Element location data
★ ★ ★ ★ ★

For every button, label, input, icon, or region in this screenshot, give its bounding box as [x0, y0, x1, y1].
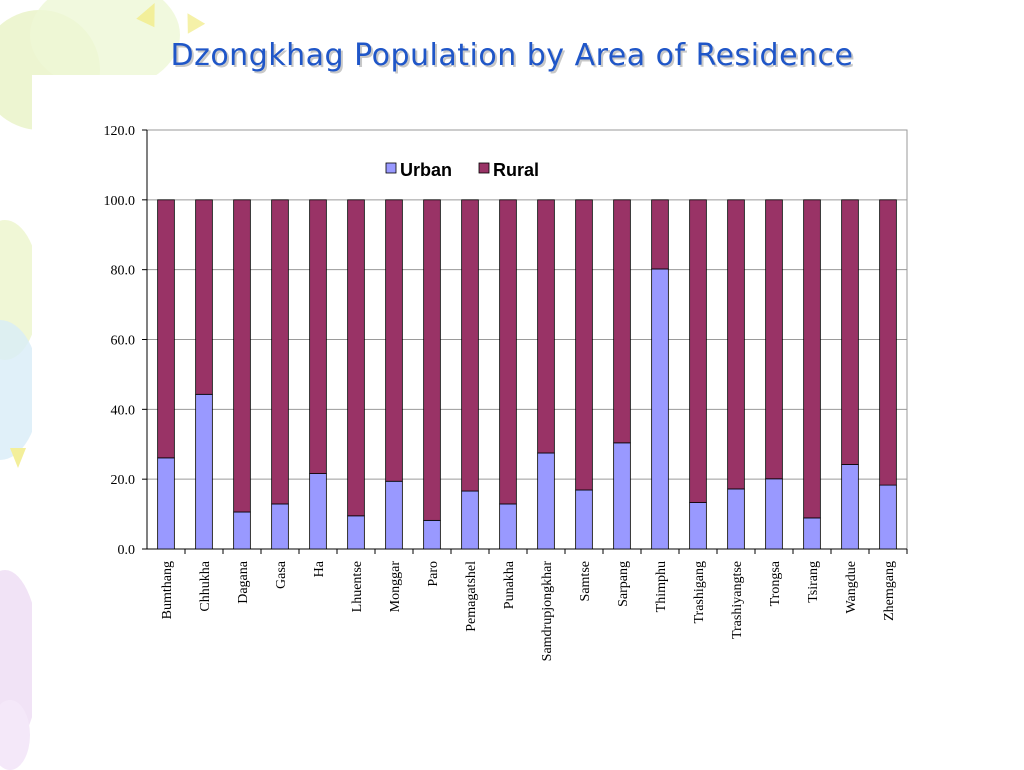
decorative-star-icon	[10, 448, 26, 468]
bar-urban-thimphu	[651, 268, 669, 550]
bar-urban-gasa	[271, 503, 289, 550]
bar-rural-trashigang	[689, 199, 707, 503]
bar-rural-gasa	[271, 199, 289, 505]
bar-urban-punakha	[499, 503, 517, 550]
y-tick-label: 20.0	[111, 473, 136, 488]
bar-rural-pemagatshel	[461, 199, 479, 492]
x-category-label: Thimphu	[654, 561, 669, 612]
bar-urban-zhemgang	[879, 484, 897, 550]
y-tick-label: 60.0	[111, 334, 136, 349]
x-category-label: Samdrupjongkhar	[540, 561, 555, 662]
bar-urban-sarpang	[613, 442, 631, 550]
bar-urban-samtse	[575, 489, 593, 550]
bar-urban-ha	[309, 473, 327, 550]
bar-urban-tsirang	[803, 517, 821, 550]
legend-label-urban: Urban	[400, 160, 452, 180]
y-tick-label: 100.0	[104, 194, 136, 209]
y-tick-label: 0.0	[118, 543, 136, 558]
bar-rural-trongsa	[765, 199, 783, 480]
bar-rural-lhuentse	[347, 199, 365, 517]
bar-urban-chhukha	[195, 393, 213, 550]
bar-rural-trashiyangtse	[727, 199, 745, 490]
bar-rural-chhukha	[195, 199, 213, 395]
x-category-label: Dagana	[236, 560, 251, 604]
bar-urban-pemagatshel	[461, 490, 479, 550]
x-category-label: Sarpang	[616, 561, 631, 607]
x-category-label: Wangdue	[844, 561, 859, 614]
bar-rural-sarpang	[613, 199, 631, 444]
x-category-label: Pemagatshel	[464, 561, 479, 632]
legend-label-rural: Rural	[493, 160, 539, 180]
bar-urban-trashigang	[689, 502, 707, 550]
bar-urban-lhuentse	[347, 515, 365, 550]
x-category-label: Ha	[312, 560, 327, 577]
y-tick-label: 120.0	[104, 124, 136, 139]
x-category-label: Trashiyangtse	[730, 561, 745, 639]
bar-rural-samtse	[575, 199, 593, 491]
x-category-label: Zhemgang	[882, 561, 897, 621]
bar-rural-tsirang	[803, 199, 821, 519]
y-tick-label: 40.0	[111, 403, 136, 418]
bar-rural-thimphu	[651, 199, 669, 270]
bar-urban-dagana	[233, 511, 251, 550]
bar-urban-trongsa	[765, 478, 783, 550]
bar-rural-paro	[423, 199, 441, 521]
legend-swatch-rural	[478, 162, 490, 174]
x-category-label: Punakha	[502, 560, 517, 609]
x-category-label: Monggar	[388, 561, 403, 613]
bar-urban-bumthang	[157, 457, 175, 550]
x-category-label: Chhukha	[198, 560, 213, 611]
bar-rural-ha	[309, 199, 327, 474]
bar-rural-dagana	[233, 199, 251, 513]
bar-rural-wangdue	[841, 199, 859, 465]
x-category-label: Samtse	[578, 561, 593, 601]
x-category-label: Lhuentse	[350, 561, 365, 612]
x-category-label: Gasa	[274, 560, 289, 589]
bar-rural-samdrupjongkhar	[537, 199, 555, 454]
bar-urban-paro	[423, 519, 441, 550]
x-category-label: Bumthang	[160, 561, 175, 619]
bar-rural-monggar	[385, 199, 403, 482]
bar-rural-punakha	[499, 199, 517, 505]
x-category-label: Trongsa	[768, 560, 783, 606]
bar-urban-monggar	[385, 480, 403, 550]
legend-swatch-urban	[385, 162, 397, 174]
bar-urban-trashiyangtse	[727, 488, 745, 550]
bar-rural-bumthang	[157, 199, 175, 459]
bar-urban-wangdue	[841, 464, 859, 550]
bar-urban-samdrupjongkhar	[537, 452, 555, 550]
y-tick-label: 80.0	[111, 264, 136, 279]
x-category-label: Tsirang	[806, 561, 821, 603]
x-category-label: Paro	[426, 561, 441, 587]
bar-rural-zhemgang	[879, 199, 897, 486]
x-category-label: Trashigang	[692, 561, 707, 624]
slide-title: Dzongkhag Population by Area of Residenc…	[170, 38, 854, 73]
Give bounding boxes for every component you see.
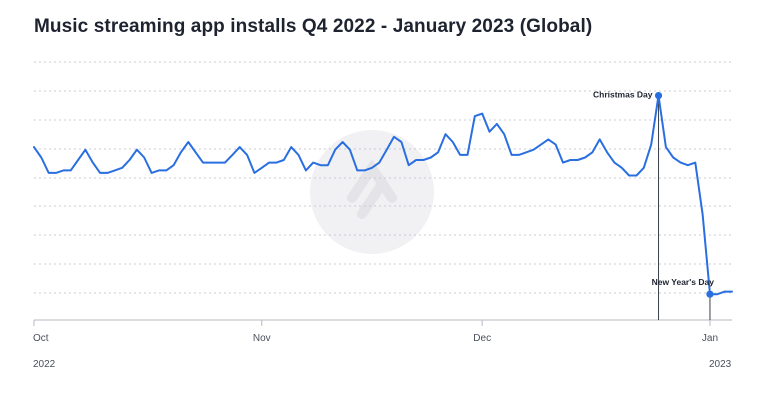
x-tick-label: Nov — [253, 333, 271, 344]
chart-grid — [34, 61, 732, 294]
year-label: 2023 — [709, 359, 732, 370]
x-tick-label: Dec — [473, 333, 491, 344]
x-tick-label: Jan — [702, 333, 718, 344]
annotation-marker — [706, 290, 714, 298]
annotation-label: Christmas Day — [593, 90, 653, 100]
labels-layer: Christmas Day New Year's Day — [593, 90, 714, 298]
x-axis: Oct Nov Dec Jan 2022 2023 — [33, 319, 732, 370]
annotation-label: New Year's Day — [652, 277, 715, 287]
chart-title: Music streaming app installs Q4 2022 - J… — [34, 16, 593, 37]
annotation-lines — [658, 95, 711, 320]
annotation-marker — [654, 91, 663, 100]
series-layer — [33, 94, 733, 296]
x-tick-label: Oct — [33, 333, 49, 344]
series-line — [33, 94, 733, 296]
year-label: 2022 — [33, 359, 56, 370]
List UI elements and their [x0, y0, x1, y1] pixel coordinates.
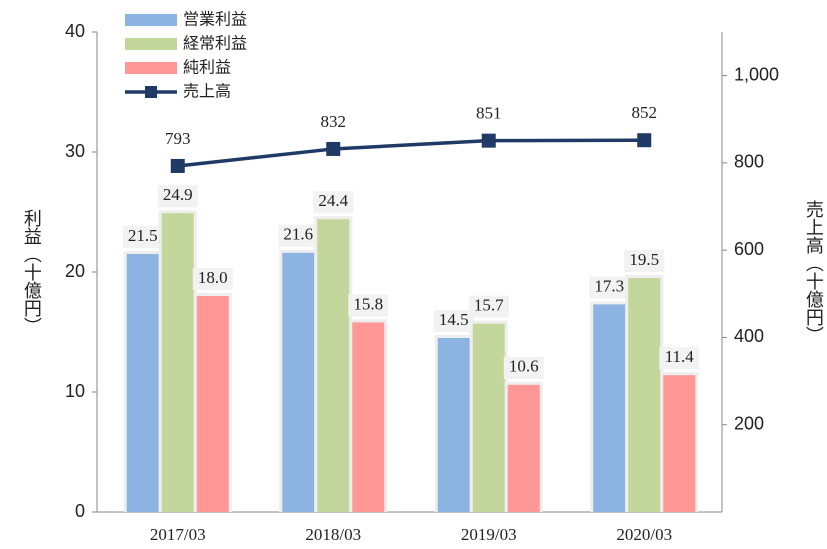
line-value-label: 832 — [321, 112, 347, 131]
bar — [628, 278, 661, 512]
y-tick-label: 0 — [75, 501, 85, 521]
bar-value-label: 17.3 — [594, 276, 624, 295]
y-tick-label: 10 — [65, 381, 85, 401]
bar-value-label: 19.5 — [629, 250, 659, 269]
bar-value-label: 24.4 — [318, 191, 348, 210]
line-value-label: 851 — [476, 104, 502, 123]
y-axis-label: 利益（十億円） — [22, 209, 42, 335]
y-tick-label: 30 — [65, 141, 85, 161]
y2-axis-label: 売上高（十億円） — [804, 200, 824, 344]
bar — [161, 213, 194, 512]
x-tick-label: 2017/03 — [150, 525, 206, 544]
line-marker — [637, 133, 652, 148]
label-bg — [122, 226, 163, 248]
bar — [472, 323, 505, 512]
line-marker — [170, 158, 185, 173]
label-bg — [659, 347, 700, 370]
bar — [437, 338, 470, 512]
bar-value-label: 15.7 — [474, 296, 504, 315]
bar-value-label: 11.4 — [665, 347, 695, 366]
bar-value-label: 10.6 — [509, 357, 539, 376]
bar — [593, 304, 626, 512]
line-value-label: 793 — [165, 129, 191, 148]
bar-value-label: 18.0 — [198, 268, 228, 287]
y-tick-label: 40 — [65, 21, 85, 41]
bar — [126, 254, 159, 512]
legend-swatch — [125, 62, 177, 74]
legend-marker — [145, 86, 157, 98]
label-bg — [503, 356, 544, 379]
label-bg — [348, 294, 389, 317]
label-bg — [468, 295, 509, 318]
label-bg — [433, 310, 474, 332]
bar-value-label: 14.5 — [439, 310, 469, 329]
legend-label: 売上高 — [183, 82, 231, 101]
legend-label: 営業利益 — [183, 10, 247, 29]
line-value-label: 852 — [632, 103, 658, 122]
y2-tick-label: 1,000 — [734, 64, 779, 84]
y2-tick-label: 400 — [734, 326, 764, 346]
bar-value-label: 21.5 — [128, 226, 158, 245]
line-marker — [481, 133, 496, 148]
bar-value-label: 15.8 — [353, 294, 383, 313]
y2-tick-label: 600 — [734, 239, 764, 259]
bar — [196, 296, 229, 512]
y-tick-label: 20 — [65, 261, 85, 281]
label-bg — [192, 268, 233, 290]
label-bg — [278, 224, 319, 247]
x-tick-label: 2019/03 — [461, 525, 517, 544]
legend-label: 経常利益 — [183, 34, 247, 53]
bar — [352, 322, 385, 512]
bar — [282, 252, 315, 513]
bar-value-label: 21.6 — [283, 225, 313, 244]
bar — [663, 375, 696, 512]
line — [177, 138, 645, 168]
y2-tick-label: 800 — [734, 152, 764, 172]
label-bg — [313, 191, 354, 214]
legend-swatch — [125, 14, 177, 26]
bar — [507, 384, 540, 512]
x-tick-label: 2018/03 — [305, 525, 361, 544]
label-bg — [624, 250, 665, 272]
label-bg — [589, 276, 630, 299]
line-marker — [326, 141, 341, 156]
bar — [317, 219, 350, 512]
x-tick-label: 2020/03 — [616, 525, 672, 544]
legend-swatch — [125, 38, 177, 50]
label-bg — [157, 185, 198, 208]
y2-tick-label: 200 — [734, 413, 764, 433]
bar-value-label: 24.9 — [163, 185, 193, 204]
legend-label: 純利益 — [183, 58, 231, 77]
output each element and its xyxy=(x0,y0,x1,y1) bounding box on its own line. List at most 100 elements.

★ ★ ★ ★ ★

Directive
Give the entries as a numbered list, starting at the line that contains "x-tick-label: Nov — [253, 333, 271, 344]" and ending with the line that contains "List UI elements", leaving out any blank lines.

The response
1. x-tick-label: Nov — [253, 333, 271, 344]
2. chart-grid — [34, 61, 732, 294]
3. year-label: 2023 — [709, 359, 732, 370]
4. x-tick-label: Dec — [473, 333, 491, 344]
5. x-tick-label: Jan — [702, 333, 718, 344]
6. annotation-marker — [706, 290, 714, 298]
7. annotation-label: Christmas Day — [593, 90, 653, 100]
8. labels-layer: Christmas Day New Year's Day — [593, 90, 714, 298]
9. x-axis: Oct Nov Dec Jan 2022 2023 — [33, 319, 732, 370]
10. annotation-label: New Year's Day — [652, 277, 715, 287]
11. chart-title: Music streaming app installs Q4 2022 - J… — [34, 16, 593, 37]
12. annotation-lines — [658, 95, 711, 320]
13. annotation-marker — [654, 91, 663, 100]
14. series-layer — [33, 94, 733, 296]
15. x-tick-label: Oct — [33, 333, 49, 344]
16. series-line — [33, 94, 733, 296]
17. year-label: 2022 — [33, 359, 56, 370]
18. List UI elements and their [x0, y0, x1, y1] pixel coordinates.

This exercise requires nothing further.